Top of DATA TO PROCESS

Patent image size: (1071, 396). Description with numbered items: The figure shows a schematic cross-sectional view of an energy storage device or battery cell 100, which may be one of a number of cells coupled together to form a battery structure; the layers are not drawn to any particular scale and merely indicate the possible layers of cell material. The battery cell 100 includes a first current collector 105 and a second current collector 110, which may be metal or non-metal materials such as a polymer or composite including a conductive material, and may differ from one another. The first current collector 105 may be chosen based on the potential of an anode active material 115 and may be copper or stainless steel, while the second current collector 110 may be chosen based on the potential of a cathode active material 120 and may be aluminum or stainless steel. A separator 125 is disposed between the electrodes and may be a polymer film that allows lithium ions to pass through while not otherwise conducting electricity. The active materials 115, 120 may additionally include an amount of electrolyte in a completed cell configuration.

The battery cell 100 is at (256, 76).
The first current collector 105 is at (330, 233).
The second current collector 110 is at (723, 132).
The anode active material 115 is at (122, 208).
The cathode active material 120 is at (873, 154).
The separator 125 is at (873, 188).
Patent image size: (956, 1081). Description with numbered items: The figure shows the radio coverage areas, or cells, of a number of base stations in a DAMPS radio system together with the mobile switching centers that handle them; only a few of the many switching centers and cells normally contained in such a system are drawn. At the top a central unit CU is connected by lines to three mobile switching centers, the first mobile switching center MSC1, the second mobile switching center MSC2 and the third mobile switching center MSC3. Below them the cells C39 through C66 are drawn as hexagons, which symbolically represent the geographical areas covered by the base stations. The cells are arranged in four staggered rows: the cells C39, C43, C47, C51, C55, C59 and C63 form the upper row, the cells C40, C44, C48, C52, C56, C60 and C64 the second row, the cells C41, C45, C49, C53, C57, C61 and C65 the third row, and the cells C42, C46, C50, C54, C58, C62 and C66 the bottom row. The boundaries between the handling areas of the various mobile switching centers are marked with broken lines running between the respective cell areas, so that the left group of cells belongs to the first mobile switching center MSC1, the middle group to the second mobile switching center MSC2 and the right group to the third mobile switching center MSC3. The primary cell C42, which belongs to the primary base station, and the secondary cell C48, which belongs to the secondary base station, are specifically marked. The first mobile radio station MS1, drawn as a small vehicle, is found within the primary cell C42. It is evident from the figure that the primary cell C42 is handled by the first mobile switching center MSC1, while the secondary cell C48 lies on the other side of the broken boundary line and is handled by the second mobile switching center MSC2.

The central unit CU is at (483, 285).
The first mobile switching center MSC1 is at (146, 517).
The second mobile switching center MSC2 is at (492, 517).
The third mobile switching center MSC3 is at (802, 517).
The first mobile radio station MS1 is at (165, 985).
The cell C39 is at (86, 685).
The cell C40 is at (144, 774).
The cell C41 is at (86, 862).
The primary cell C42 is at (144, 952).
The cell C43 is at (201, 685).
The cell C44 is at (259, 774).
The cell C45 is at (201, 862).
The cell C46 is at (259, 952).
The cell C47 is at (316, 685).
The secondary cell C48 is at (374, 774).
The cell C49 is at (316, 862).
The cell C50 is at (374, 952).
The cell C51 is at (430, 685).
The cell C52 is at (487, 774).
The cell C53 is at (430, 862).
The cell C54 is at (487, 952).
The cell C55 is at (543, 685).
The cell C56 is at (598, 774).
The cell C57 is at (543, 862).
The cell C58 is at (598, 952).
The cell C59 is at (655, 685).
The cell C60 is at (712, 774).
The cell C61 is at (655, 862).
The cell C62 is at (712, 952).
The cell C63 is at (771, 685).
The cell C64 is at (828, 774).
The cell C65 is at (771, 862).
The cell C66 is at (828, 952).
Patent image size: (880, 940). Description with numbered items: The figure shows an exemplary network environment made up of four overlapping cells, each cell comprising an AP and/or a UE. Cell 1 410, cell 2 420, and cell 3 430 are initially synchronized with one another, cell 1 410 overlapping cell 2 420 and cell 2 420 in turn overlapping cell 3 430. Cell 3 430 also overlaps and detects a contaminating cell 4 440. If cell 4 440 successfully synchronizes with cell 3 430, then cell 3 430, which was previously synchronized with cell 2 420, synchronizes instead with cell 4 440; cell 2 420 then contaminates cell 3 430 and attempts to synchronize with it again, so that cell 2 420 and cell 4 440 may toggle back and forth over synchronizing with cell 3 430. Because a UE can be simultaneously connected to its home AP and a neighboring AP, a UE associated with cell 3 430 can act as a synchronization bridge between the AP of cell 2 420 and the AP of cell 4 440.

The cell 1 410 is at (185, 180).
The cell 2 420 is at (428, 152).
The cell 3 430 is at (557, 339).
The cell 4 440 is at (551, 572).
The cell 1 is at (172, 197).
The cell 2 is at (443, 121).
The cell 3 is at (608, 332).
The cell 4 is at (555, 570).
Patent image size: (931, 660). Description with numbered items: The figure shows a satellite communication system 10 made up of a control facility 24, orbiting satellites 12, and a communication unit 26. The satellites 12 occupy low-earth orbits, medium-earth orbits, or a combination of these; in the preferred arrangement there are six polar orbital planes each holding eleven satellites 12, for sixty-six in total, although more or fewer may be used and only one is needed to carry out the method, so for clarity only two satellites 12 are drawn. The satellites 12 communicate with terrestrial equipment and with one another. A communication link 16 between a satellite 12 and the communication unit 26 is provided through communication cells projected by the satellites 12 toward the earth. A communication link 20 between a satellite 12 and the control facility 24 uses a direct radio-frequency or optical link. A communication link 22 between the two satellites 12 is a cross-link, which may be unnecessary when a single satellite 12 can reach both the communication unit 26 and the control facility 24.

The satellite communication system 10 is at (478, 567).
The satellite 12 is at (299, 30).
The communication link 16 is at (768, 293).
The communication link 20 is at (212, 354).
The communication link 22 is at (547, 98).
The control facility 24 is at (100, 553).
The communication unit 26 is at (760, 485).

Bottom of DATA TO PROCESS

| EXERCISE REQUIREMENTS |
Extract each record, keeping it identical to the original.

| ANSWER SPACE |
Patent image size: (1071, 396). Description with numbered items: The figure shows a schematic cross-sectional view of an energy storage device or battery cell 100, which may be one of a number of cells coupled together to form a battery structure; the layers are not drawn to any particular scale and merely indicate the possible layers of cell material. The battery cell 100 includes a first current collector 105 and a second current collector 110, which may be metal or non-metal materials such as a polymer or composite including a conductive material, and may differ from one another. The first current collector 105 may be chosen based on the potential of an anode active material 115 and may be copper or stainless steel, while the second current collector 110 may be chosen based on the potential of a cathode active material 120 and may be aluminum or stainless steel. A separator 125 is disposed between the electrodes and may be a polymer film that allows lithium ions to pass through while not otherwise conducting electricity. The active materials 115, 120 may additionally include an amount of electrolyte in a completed cell configuration.

The battery cell 100 is at (256, 76).
The first current collector 105 is at (330, 233).
The second current collector 110 is at (723, 132).
The anode active material 115 is at (122, 208).
The cathode active material 120 is at (873, 154).
The separator 125 is at (873, 188).
Patent image size: (956, 1081). Description with numbered items: The figure shows the radio coverage areas, or cells, of a number of base stations in a DAMPS radio system together with the mobile switching centers that handle them; only a few of the many switching centers and cells normally contained in such a system are drawn. At the top a central unit CU is connected by lines to three mobile switching centers, the first mobile switching center MSC1, the second mobile switching center MSC2 and the third mobile switching center MSC3. Below them the cells C39 through C66 are drawn as hexagons, which symbolically represent the geographical areas covered by the base stations. The cells are arranged in four staggered rows: the cells C39, C43, C47, C51, C55, C59 and C63 form the upper row, the cells C40, C44, C48, C52, C56, C60 and C64 the second row, the cells C41, C45, C49, C53, C57, C61 and C65 the third row, and the cells C42, C46, C50, C54, C58, C62 and C66 the bottom row. The boundaries between the handling areas of the various mobile switching centers are marked with broken lines running between the respective cell areas, so that the left group of cells belongs to the first mobile switching center MSC1, the middle group to the second mobile switching center MSC2 and the right group to the third mobile switching center MSC3. The primary cell C42, which belongs to the primary base station, and the secondary cell C48, which belongs to the secondary base station, are specifically marked. The first mobile radio station MS1, drawn as a small vehicle, is found within the primary cell C42. It is evident from the figure that the primary cell C42 is handled by the first mobile switching center MSC1, while the secondary cell C48 lies on the other side of the broken boundary line and is handled by the second mobile switching center MSC2.

The central unit CU is at (483, 285).
The first mobile switching center MSC1 is at (146, 517).
The second mobile switching center MSC2 is at (492, 517).
The third mobile switching center MSC3 is at (802, 517).
The first mobile radio station MS1 is at (165, 985).
The cell C39 is at (86, 685).
The cell C40 is at (144, 774).
The cell C41 is at (86, 862).
The primary cell C42 is at (144, 952).
The cell C43 is at (201, 685).
The cell C44 is at (259, 774).
The cell C45 is at (201, 862).
The cell C46 is at (259, 952).
The cell C47 is at (316, 685).
The secondary cell C48 is at (374, 774).
The cell C49 is at (316, 862).
The cell C50 is at (374, 952).
The cell C51 is at (430, 685).
The cell C52 is at (487, 774).
The cell C53 is at (430, 862).
The cell C54 is at (487, 952).
The cell C55 is at (543, 685).
The cell C56 is at (598, 774).
The cell C57 is at (543, 862).
The cell C58 is at (598, 952).
The cell C59 is at (655, 685).
The cell C60 is at (712, 774).
The cell C61 is at (655, 862).
The cell C62 is at (712, 952).
The cell C63 is at (771, 685).
The cell C64 is at (828, 774).
The cell C65 is at (771, 862).
The cell C66 is at (828, 952).
Patent image size: (880, 940). Description with numbered items: The figure shows an exemplary network environment made up of four overlapping cells, each cell comprising an AP and/or a UE. Cell 1 410, cell 2 420, and cell 3 430 are initially synchronized with one another, cell 1 410 overlapping cell 2 420 and cell 2 420 in turn overlapping cell 3 430. Cell 3 430 also overlaps and detects a contaminating cell 4 440. If cell 4 440 successfully synchronizes with cell 3 430, then cell 3 430, which was previously synchronized with cell 2 420, synchronizes instead with cell 4 440; cell 2 420 then contaminates cell 3 430 and attempts to synchronize with it again, so that cell 2 420 and cell 4 440 may toggle back and forth over synchronizing with cell 3 430. Because a UE can be simultaneously connected to its home AP and a neighboring AP, a UE associated with cell 3 430 can act as a synchronization bridge between the AP of cell 2 420 and the AP of cell 4 440.

The cell 1 410 is at (185, 180).
The cell 2 420 is at (428, 152).
The cell 3 430 is at (557, 339).
The cell 4 440 is at (551, 572).
The cell 1 is at (172, 197).
The cell 2 is at (443, 121).
The cell 3 is at (608, 332).
The cell 4 is at (555, 570).
Patent image size: (931, 660). Description with numbered items: The figure shows a satellite communication system 10 made up of a control facility 24, orbiting satellites 12, and a communication unit 26. The satellites 12 occupy low-earth orbits, medium-earth orbits, or a combination of these; in the preferred arrangement there are six polar orbital planes each holding eleven satellites 12, for sixty-six in total, although more or fewer may be used and only one is needed to carry out the method, so for clarity only two satellites 12 are drawn. The satellites 12 communicate with terrestrial equipment and with one another. A communication link 16 between a satellite 12 and the communication unit 26 is provided through communication cells projected by the satellites 12 toward the earth. A communication link 20 between a satellite 12 and the control facility 24 uses a direct radio-frequency or optical link. A communication link 22 between the two satellites 12 is a cross-link, which may be unnecessary when a single satellite 12 can reach both the communication unit 26 and the control facility 24.

The satellite communication system 10 is at (478, 567).
The satellite 12 is at (299, 30).
The communication link 16 is at (768, 293).
The communication link 20 is at (212, 354).
The communication link 22 is at (547, 98).
The control facility 24 is at (100, 553).
The communication unit 26 is at (760, 485).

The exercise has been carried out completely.